▶ _Document extract_
::::::
Although the antibodies used for construction of the TQI were validated and the results of the TQI and its relationship to prolonged cold ischemic time and ER expression levels were reproducible on different breast tissue series, our work should be considered as pilot data and a proof of concept, rather than a definitive TQI test. This first study is subject to a number of limitations. Perhaps, the most significant is the low sensitivity and specificity for prediction. The performance of the two marker combinations—cytokeratin:pHSP27 and ERK1/2:pHSP27—as measured by AUC value, ranges from 0.6 to 0.7 showing the assay is accurate only between two-third and three-fourth of the times. Even though the TQI value is significantly correlated with increasing cold ischemic time, a performance of 0.6–0.7 AUC value suggests that several specimens in these breast tissue series are misclassified with respect to their potential loss of antigenicity.

A second major limitation of this TQI test is that it was constructed using only breast cancer tissues. Although it validated on two independent tissue sets, the IBC series were subject to different preanalytical variables (UVSC conditions),17 resulting in better preservation of biomarker expression as compared with the other two breast tissue series. In the future, we envision applicability of future TQIs in many other tissue types.

Finally, any TQI will always be limited by the variability in the epitope degradation rate between different epitopes. Here, we focused on ER, where we observed a significant association of lower ER expression levels with negative TQI values in two out of the three breast cohorts used for this study. However, the TQI might be better or worse if other epitopes were assessed. It is possible that to be highly accurate in assessment of tissue quality, a unique index may be required for certain classes of proteins or even for individual proteins. For example, phosphoepitopes on tyrosine appear to be highly labile and might require a different TQI than more stable structural proteins like tubulin or actin.
::::::
Document structure recognition data:
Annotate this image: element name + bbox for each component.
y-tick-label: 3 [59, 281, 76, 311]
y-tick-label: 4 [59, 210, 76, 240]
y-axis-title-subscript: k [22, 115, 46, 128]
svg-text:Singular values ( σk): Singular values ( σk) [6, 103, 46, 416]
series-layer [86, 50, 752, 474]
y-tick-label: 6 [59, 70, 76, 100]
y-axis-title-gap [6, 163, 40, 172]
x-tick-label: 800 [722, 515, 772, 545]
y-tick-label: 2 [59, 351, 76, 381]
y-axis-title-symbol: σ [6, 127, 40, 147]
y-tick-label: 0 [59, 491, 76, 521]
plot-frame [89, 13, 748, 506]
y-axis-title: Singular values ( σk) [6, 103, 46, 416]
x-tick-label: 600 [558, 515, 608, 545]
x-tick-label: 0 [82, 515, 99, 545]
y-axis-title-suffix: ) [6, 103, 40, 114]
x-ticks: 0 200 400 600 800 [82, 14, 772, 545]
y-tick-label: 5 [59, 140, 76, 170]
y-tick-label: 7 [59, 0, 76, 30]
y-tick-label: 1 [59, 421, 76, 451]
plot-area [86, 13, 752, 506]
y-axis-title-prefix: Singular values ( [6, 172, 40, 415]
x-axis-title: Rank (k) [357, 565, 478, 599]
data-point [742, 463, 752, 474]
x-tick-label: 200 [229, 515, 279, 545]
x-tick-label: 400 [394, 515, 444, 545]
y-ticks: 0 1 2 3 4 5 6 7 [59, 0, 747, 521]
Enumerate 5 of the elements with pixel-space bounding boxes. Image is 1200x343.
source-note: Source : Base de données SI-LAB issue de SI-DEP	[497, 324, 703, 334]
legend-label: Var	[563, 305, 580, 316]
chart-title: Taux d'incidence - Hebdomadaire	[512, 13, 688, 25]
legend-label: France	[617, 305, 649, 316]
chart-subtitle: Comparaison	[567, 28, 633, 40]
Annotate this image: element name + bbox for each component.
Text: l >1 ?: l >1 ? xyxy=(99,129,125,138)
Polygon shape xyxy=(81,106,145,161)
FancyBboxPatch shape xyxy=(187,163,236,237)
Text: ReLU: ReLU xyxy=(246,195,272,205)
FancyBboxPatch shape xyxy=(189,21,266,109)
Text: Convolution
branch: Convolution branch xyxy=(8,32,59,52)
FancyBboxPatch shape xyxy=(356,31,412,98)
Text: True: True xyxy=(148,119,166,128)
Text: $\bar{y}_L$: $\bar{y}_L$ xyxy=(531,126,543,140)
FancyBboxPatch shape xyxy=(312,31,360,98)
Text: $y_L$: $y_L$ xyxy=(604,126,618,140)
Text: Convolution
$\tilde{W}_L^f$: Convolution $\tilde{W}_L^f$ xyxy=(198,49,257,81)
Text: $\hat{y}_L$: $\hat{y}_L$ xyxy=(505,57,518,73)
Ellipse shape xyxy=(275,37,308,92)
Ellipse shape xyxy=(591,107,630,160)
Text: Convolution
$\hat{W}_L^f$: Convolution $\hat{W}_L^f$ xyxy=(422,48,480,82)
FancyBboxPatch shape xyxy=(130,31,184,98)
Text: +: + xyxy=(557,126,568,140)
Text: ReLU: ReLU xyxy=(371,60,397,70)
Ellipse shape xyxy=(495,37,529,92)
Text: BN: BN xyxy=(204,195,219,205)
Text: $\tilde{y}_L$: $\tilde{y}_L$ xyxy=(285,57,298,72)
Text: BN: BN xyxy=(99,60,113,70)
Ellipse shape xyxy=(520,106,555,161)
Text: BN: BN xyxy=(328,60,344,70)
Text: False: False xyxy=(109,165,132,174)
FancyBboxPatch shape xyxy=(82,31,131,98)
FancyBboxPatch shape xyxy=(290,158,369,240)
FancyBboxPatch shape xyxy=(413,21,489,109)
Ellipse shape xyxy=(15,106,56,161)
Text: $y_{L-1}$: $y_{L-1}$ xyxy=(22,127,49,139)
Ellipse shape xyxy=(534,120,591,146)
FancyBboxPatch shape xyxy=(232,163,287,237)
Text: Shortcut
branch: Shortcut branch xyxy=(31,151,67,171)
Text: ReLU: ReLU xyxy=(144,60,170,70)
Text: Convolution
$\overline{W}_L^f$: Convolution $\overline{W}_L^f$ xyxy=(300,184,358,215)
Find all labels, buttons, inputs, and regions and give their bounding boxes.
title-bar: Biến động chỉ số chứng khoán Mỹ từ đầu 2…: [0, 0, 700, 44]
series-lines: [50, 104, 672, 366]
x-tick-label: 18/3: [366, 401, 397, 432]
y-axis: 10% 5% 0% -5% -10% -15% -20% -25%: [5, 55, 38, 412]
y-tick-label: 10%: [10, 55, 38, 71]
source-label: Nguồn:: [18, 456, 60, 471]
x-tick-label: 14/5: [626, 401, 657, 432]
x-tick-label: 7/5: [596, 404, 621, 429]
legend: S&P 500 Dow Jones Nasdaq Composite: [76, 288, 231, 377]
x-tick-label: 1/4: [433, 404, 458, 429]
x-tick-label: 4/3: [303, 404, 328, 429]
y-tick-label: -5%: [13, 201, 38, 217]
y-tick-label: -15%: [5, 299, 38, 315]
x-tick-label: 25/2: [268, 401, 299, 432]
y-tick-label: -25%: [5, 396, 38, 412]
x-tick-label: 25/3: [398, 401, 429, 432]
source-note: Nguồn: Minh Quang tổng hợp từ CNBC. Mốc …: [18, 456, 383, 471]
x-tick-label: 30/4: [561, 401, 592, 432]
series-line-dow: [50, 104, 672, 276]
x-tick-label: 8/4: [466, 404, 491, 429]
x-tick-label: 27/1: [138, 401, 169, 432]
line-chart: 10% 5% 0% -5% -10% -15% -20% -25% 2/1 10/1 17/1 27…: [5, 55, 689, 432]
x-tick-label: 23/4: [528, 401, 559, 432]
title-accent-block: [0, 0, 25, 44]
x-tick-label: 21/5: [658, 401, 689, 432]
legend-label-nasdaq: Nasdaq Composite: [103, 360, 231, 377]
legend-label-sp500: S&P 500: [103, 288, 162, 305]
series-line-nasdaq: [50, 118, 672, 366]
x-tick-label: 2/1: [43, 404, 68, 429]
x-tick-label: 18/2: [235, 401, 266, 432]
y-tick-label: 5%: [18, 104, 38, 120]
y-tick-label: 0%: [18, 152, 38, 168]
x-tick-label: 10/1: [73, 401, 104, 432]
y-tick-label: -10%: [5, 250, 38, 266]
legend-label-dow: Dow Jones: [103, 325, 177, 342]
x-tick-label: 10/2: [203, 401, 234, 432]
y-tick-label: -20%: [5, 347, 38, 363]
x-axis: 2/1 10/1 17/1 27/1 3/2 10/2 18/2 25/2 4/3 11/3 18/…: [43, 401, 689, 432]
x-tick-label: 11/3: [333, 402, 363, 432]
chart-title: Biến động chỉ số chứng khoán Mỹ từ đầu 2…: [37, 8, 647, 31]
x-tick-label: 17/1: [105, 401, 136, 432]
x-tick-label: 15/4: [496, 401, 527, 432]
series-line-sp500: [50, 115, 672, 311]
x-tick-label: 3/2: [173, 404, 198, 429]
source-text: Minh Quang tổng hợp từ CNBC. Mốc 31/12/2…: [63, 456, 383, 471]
::::::
Transcribe the passage on the TQI's limitations word for word, from "Finally, any TQI" to "tubulin or actin.".

Finally, any TQI will always be limited by the variability in the epitope degradation rate between different epitopes. Here, we focused on ER, where we observed a significant association of lower ER expression levels with negative TQI values in two out of the three breast cohorts used for this study. However, the TQI might be better or worse if other epitopes were assessed. It is possible that to be highly accurate in assessment of tissue quality, a unique index may be required for certain classes of proteins or even for individual proteins. For example, phosphoepitopes on tyrosine appear to be highly labile and might require a different TQI than more stable structural proteins like tubulin or actin.